_TASK PROMPT:_ Reproduce verbatim every row from the line containing "Output each element" through the line containing "512, 1051, 535]", including both of those lines.

_SUPPLIED RECORDS:_

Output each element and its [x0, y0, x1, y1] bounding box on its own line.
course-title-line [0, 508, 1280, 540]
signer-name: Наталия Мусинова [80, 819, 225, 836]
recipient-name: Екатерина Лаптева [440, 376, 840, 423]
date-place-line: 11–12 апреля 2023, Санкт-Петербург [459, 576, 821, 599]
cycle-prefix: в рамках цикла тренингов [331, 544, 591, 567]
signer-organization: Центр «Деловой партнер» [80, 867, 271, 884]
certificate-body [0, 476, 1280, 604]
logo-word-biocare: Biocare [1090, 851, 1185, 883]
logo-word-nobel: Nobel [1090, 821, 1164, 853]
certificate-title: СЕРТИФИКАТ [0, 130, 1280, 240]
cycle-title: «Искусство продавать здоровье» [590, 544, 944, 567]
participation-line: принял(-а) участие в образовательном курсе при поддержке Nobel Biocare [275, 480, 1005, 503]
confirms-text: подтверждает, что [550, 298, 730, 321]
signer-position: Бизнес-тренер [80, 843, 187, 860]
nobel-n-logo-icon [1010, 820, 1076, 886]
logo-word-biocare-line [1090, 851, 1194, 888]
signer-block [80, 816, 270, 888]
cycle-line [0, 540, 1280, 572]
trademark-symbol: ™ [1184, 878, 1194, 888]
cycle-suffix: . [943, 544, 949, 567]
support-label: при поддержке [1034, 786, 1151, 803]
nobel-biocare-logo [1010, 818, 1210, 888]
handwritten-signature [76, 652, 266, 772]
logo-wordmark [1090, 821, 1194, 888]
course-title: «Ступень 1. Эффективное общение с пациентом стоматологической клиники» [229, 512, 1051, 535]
==
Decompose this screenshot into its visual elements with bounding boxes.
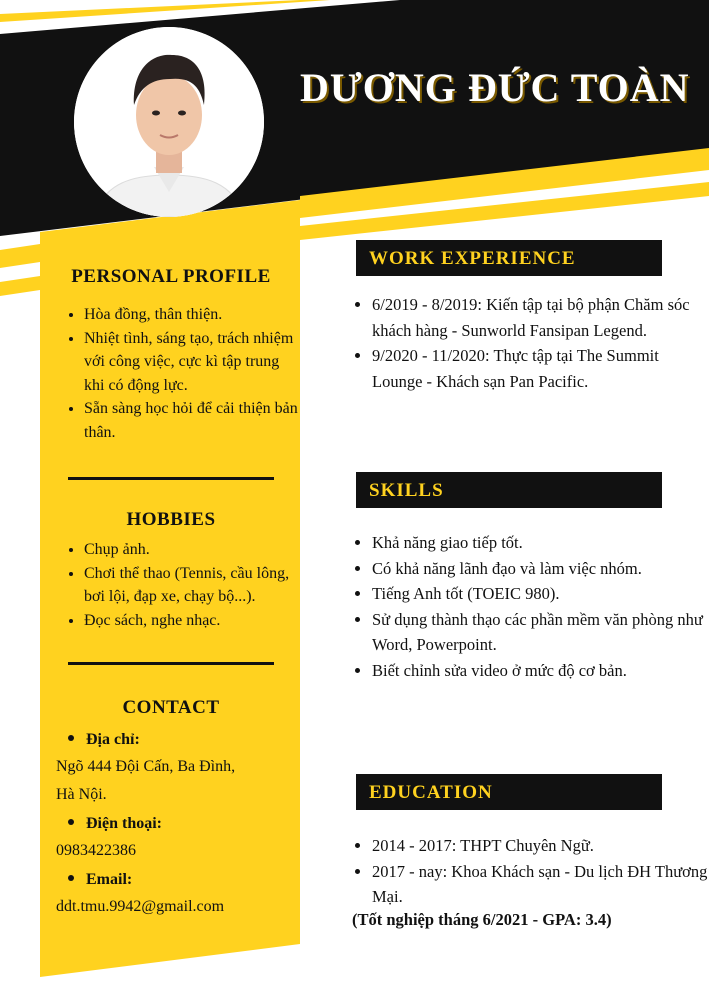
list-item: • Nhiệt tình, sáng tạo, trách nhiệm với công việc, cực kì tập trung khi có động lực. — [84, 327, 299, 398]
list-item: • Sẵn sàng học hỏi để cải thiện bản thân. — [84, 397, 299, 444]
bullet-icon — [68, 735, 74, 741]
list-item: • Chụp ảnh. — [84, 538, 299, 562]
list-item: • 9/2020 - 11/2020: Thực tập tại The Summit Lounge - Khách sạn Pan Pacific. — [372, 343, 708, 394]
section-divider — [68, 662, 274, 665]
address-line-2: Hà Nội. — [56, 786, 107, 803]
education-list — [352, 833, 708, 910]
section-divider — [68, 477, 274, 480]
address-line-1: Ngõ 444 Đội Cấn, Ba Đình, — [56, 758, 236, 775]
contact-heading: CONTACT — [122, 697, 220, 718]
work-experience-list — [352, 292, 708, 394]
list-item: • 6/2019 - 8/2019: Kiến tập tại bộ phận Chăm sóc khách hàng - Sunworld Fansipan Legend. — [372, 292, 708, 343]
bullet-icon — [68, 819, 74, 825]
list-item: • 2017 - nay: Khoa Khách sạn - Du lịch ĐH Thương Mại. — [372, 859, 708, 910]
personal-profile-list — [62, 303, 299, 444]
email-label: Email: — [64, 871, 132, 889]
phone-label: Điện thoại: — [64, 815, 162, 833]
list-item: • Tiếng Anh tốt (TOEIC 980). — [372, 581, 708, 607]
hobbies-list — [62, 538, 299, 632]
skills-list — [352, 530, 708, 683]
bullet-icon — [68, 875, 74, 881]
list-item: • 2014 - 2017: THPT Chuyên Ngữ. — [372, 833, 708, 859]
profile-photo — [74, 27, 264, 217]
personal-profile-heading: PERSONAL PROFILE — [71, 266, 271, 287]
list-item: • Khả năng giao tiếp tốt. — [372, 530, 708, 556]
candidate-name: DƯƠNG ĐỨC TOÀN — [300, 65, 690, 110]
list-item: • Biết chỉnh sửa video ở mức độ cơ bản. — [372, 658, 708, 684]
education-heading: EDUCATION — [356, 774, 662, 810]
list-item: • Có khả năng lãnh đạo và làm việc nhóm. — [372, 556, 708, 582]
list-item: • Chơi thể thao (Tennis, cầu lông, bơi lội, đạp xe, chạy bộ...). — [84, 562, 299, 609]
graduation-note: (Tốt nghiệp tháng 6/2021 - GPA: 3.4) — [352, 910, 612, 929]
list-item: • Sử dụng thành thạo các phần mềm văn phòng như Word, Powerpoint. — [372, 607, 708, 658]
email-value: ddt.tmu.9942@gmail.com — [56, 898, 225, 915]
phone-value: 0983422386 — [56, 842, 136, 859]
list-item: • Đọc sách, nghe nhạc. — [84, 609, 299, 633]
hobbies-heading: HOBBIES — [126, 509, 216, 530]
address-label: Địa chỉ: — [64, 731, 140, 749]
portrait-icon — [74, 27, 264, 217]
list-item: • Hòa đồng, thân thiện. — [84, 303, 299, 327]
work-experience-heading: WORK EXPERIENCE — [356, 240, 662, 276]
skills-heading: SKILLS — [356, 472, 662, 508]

_ANSWER FOR THIS EXERCISE:_
Output each element and its [x0, y0, x1, y1] bounding box on its own line.
course-title-line [0, 508, 1280, 540]
signer-name: Наталия Мусинова [80, 819, 225, 836]
recipient-name: Екатерина Лаптева [440, 376, 840, 423]
date-place-line: 11–12 апреля 2023, Санкт-Петербург [459, 576, 821, 599]
cycle-prefix: в рамках цикла тренингов [331, 544, 591, 567]
signer-organization: Центр «Деловой партнер» [80, 867, 271, 884]
certificate-body [0, 476, 1280, 604]
logo-word-biocare: Biocare [1090, 851, 1185, 883]
logo-word-nobel: Nobel [1090, 821, 1164, 853]
certificate-title: СЕРТИФИКАТ [0, 130, 1280, 240]
cycle-title: «Искусство продавать здоровье» [590, 544, 944, 567]
participation-line: принял(-а) участие в образовательном курсе при поддержке Nobel Biocare [275, 480, 1005, 503]
confirms-text: подтверждает, что [550, 298, 730, 321]
signer-position: Бизнес-тренер [80, 843, 187, 860]
nobel-n-logo-icon [1010, 820, 1076, 886]
logo-word-biocare-line [1090, 851, 1194, 888]
signer-block [80, 816, 270, 888]
cycle-line [0, 540, 1280, 572]
trademark-symbol: ™ [1184, 878, 1194, 888]
cycle-suffix: . [943, 544, 949, 567]
support-label: при поддержке [1034, 786, 1151, 803]
nobel-biocare-logo [1010, 818, 1210, 888]
handwritten-signature [76, 652, 266, 772]
logo-wordmark [1090, 821, 1194, 888]
course-title: «Ступень 1. Эффективное общение с пациентом стоматологической клиники» [229, 512, 1051, 535]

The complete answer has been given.